(Records)
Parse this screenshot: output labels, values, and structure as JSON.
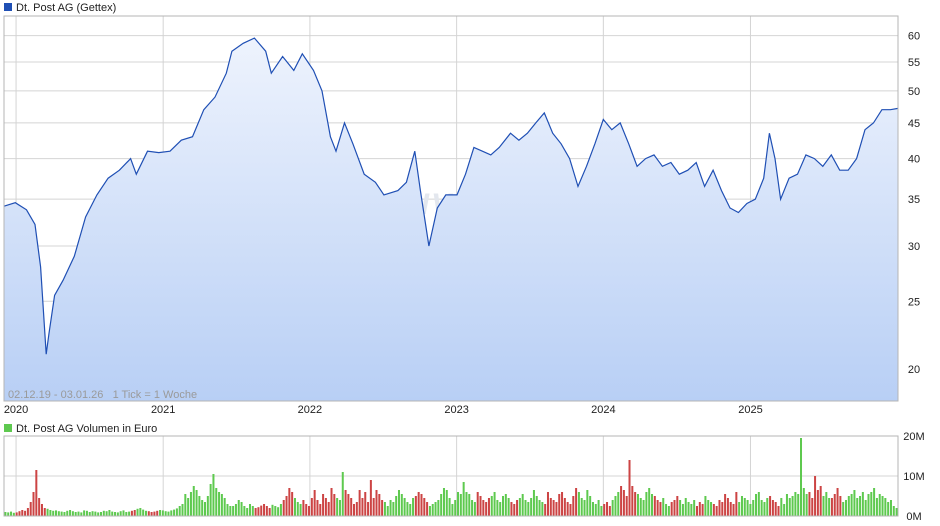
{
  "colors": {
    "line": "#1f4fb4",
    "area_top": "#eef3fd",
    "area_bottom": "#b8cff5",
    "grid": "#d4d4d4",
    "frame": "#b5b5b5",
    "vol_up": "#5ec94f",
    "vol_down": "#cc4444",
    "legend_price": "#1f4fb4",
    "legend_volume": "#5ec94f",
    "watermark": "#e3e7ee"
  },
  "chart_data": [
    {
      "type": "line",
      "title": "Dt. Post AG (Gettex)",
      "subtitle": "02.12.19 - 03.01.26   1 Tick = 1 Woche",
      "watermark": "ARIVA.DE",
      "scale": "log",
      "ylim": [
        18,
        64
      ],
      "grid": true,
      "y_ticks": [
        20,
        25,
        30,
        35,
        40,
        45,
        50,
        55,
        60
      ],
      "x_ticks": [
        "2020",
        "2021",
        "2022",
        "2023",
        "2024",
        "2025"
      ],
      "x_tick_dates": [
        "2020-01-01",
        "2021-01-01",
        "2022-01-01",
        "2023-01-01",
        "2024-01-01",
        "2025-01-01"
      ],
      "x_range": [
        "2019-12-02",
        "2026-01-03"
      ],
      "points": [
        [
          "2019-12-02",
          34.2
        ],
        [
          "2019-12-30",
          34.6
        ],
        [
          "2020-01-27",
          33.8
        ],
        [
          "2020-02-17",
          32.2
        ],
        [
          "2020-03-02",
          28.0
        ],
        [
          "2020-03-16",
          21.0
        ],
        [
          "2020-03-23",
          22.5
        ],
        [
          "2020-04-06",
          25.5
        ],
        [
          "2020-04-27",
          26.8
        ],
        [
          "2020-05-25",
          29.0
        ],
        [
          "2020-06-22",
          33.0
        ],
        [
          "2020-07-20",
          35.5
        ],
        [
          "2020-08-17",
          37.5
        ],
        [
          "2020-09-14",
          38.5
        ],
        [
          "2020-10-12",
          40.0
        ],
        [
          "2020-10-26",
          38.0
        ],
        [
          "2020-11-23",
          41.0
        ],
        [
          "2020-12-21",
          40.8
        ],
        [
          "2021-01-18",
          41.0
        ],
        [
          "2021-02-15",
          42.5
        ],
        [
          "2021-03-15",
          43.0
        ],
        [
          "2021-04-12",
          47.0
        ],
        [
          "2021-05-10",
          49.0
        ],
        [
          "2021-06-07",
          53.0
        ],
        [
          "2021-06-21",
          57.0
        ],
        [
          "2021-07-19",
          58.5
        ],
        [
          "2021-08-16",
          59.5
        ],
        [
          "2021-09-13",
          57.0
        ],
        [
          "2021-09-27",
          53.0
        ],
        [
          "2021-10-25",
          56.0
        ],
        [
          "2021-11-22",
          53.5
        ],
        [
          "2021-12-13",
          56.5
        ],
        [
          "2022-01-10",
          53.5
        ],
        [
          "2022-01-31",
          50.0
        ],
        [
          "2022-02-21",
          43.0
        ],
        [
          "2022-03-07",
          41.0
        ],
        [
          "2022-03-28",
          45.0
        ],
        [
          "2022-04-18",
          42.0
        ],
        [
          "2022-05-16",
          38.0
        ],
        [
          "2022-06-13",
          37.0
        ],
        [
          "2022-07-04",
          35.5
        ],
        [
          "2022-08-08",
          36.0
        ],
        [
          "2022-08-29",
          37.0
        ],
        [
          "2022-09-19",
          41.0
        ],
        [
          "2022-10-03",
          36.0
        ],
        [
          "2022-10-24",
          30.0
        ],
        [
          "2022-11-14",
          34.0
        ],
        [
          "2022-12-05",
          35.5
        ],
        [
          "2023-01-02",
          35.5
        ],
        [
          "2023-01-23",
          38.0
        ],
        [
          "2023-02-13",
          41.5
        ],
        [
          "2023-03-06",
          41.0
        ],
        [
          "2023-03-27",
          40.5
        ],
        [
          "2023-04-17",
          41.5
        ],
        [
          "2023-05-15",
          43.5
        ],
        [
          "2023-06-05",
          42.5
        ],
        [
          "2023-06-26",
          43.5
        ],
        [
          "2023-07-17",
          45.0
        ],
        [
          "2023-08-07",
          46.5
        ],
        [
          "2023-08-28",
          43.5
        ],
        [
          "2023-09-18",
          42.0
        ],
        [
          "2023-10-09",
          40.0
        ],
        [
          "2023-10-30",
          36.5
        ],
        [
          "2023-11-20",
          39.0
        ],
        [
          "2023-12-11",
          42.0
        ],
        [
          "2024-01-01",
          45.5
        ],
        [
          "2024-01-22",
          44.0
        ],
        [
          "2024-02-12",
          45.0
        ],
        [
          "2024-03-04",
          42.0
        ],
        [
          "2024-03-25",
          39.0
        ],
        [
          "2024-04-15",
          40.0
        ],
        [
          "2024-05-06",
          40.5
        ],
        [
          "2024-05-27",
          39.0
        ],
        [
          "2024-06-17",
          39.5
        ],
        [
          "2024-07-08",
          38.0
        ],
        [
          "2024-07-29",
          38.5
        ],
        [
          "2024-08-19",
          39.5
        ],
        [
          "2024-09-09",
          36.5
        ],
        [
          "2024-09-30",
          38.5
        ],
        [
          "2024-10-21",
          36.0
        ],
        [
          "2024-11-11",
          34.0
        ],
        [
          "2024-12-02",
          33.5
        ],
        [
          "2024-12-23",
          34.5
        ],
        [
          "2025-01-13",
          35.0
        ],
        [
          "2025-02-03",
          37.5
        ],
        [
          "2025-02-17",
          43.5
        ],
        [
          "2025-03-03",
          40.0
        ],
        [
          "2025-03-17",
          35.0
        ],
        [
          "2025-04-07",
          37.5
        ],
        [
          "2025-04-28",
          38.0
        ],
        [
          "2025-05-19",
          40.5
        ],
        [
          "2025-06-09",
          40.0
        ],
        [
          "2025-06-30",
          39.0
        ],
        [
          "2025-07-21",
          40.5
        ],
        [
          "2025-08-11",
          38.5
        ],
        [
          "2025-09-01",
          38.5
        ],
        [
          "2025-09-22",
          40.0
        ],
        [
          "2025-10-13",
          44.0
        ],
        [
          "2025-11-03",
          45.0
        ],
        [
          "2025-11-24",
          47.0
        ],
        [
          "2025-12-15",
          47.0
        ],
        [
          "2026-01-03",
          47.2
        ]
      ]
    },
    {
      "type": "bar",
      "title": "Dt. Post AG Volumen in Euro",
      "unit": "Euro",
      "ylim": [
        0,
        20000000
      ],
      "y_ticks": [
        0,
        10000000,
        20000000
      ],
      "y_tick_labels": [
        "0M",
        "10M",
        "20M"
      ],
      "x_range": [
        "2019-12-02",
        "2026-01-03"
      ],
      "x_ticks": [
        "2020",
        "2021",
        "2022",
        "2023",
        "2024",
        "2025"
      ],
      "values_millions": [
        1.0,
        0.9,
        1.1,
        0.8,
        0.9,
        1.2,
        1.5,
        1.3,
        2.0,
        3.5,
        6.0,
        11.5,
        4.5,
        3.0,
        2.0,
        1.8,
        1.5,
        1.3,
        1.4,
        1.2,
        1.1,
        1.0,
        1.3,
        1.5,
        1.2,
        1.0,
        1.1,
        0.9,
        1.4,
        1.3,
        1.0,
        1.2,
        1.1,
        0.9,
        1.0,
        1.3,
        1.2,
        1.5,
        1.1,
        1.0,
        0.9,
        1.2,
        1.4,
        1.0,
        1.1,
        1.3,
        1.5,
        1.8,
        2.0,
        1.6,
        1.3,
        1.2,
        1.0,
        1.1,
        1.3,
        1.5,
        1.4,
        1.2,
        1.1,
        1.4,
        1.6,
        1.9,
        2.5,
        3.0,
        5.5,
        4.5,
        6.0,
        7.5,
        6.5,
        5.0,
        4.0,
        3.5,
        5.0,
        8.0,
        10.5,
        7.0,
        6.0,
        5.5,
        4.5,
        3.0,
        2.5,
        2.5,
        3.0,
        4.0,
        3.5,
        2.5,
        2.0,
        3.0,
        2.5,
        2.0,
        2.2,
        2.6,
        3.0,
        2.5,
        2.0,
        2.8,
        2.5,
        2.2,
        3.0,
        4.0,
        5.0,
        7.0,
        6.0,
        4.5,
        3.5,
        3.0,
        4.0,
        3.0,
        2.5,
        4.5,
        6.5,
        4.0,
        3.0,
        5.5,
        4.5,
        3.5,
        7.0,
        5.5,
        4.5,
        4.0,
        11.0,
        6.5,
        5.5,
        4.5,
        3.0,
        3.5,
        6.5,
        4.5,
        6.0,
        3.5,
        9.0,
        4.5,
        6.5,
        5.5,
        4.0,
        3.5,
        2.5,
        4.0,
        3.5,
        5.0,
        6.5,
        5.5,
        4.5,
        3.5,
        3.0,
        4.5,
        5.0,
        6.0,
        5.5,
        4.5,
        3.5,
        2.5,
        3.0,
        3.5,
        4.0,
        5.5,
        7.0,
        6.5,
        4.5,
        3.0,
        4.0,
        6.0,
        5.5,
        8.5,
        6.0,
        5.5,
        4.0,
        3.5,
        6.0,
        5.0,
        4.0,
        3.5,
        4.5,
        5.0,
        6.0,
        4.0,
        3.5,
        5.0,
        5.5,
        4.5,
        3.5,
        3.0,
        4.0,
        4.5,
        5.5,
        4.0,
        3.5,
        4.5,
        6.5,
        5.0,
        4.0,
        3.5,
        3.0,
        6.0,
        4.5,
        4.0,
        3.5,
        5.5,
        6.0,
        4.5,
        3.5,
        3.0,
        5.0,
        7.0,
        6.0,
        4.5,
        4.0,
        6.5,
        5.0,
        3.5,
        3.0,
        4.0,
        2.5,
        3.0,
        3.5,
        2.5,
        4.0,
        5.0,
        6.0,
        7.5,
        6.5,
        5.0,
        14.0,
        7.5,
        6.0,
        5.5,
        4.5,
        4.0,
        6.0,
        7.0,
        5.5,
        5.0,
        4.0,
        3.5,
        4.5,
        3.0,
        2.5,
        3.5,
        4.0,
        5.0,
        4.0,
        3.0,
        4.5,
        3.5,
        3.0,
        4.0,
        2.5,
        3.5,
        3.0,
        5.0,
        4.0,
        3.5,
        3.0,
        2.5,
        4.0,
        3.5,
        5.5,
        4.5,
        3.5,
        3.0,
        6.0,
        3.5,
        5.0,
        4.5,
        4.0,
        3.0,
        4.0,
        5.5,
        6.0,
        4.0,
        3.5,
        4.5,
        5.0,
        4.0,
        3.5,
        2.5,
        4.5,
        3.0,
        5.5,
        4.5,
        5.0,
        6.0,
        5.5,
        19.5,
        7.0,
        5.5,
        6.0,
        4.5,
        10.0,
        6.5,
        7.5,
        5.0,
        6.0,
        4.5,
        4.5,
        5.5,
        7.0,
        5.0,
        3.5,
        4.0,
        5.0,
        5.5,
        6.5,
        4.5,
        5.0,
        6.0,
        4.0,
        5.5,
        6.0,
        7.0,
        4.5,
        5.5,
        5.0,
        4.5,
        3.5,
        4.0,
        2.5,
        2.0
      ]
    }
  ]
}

Task requirements – Tally the lines of the records holding the word "watermark", then give only the resulting number.

Correct output – 2